- What is asked
Go through the material and pull out every line with the string "Selogiri" in it.

Collected data entries:

== == ==

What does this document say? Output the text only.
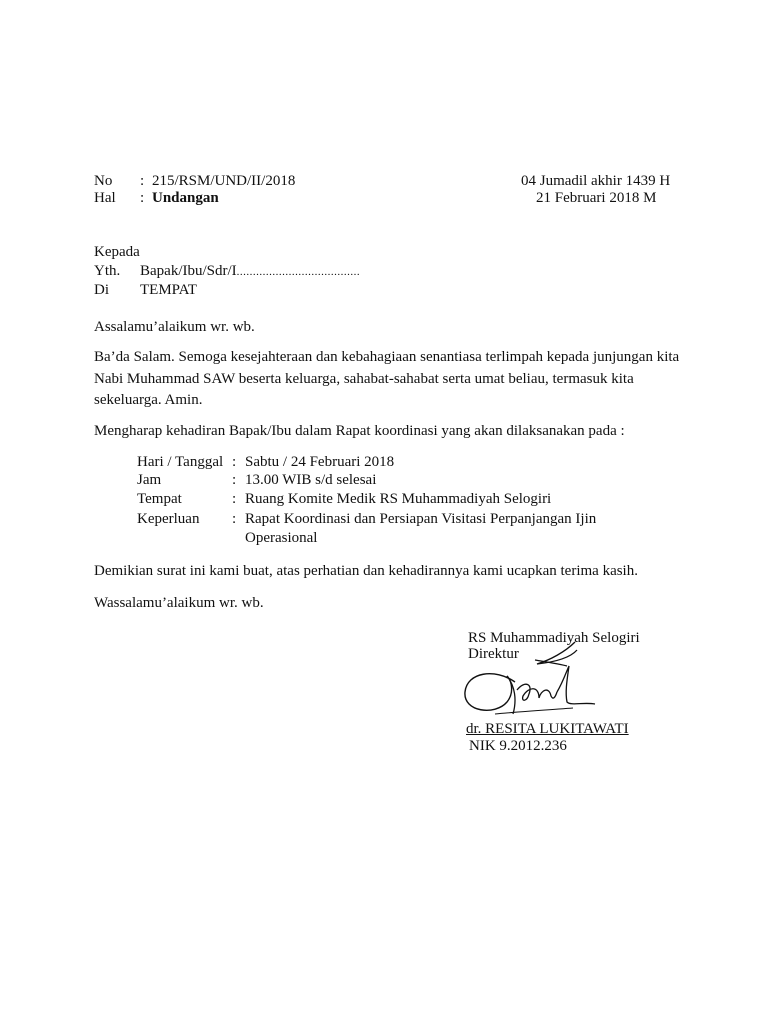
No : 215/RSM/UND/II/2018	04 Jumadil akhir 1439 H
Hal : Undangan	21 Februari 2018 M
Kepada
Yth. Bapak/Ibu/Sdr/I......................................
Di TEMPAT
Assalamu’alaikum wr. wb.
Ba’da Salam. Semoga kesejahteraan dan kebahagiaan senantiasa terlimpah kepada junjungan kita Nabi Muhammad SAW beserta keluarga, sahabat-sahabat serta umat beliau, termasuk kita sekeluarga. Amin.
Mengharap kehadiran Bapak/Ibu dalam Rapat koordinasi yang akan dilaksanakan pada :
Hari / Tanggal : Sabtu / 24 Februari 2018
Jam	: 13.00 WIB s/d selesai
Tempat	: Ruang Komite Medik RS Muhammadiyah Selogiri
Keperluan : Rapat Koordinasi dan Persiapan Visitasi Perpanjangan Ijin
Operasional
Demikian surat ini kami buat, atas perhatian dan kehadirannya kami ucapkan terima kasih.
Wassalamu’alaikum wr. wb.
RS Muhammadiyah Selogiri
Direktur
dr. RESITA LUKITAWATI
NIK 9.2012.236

== == ==

- Exercise solution
Tempat	: Ruang Komite Medik RS Muhammadiyah Selogiri
RS Muhammadiyah Selogiri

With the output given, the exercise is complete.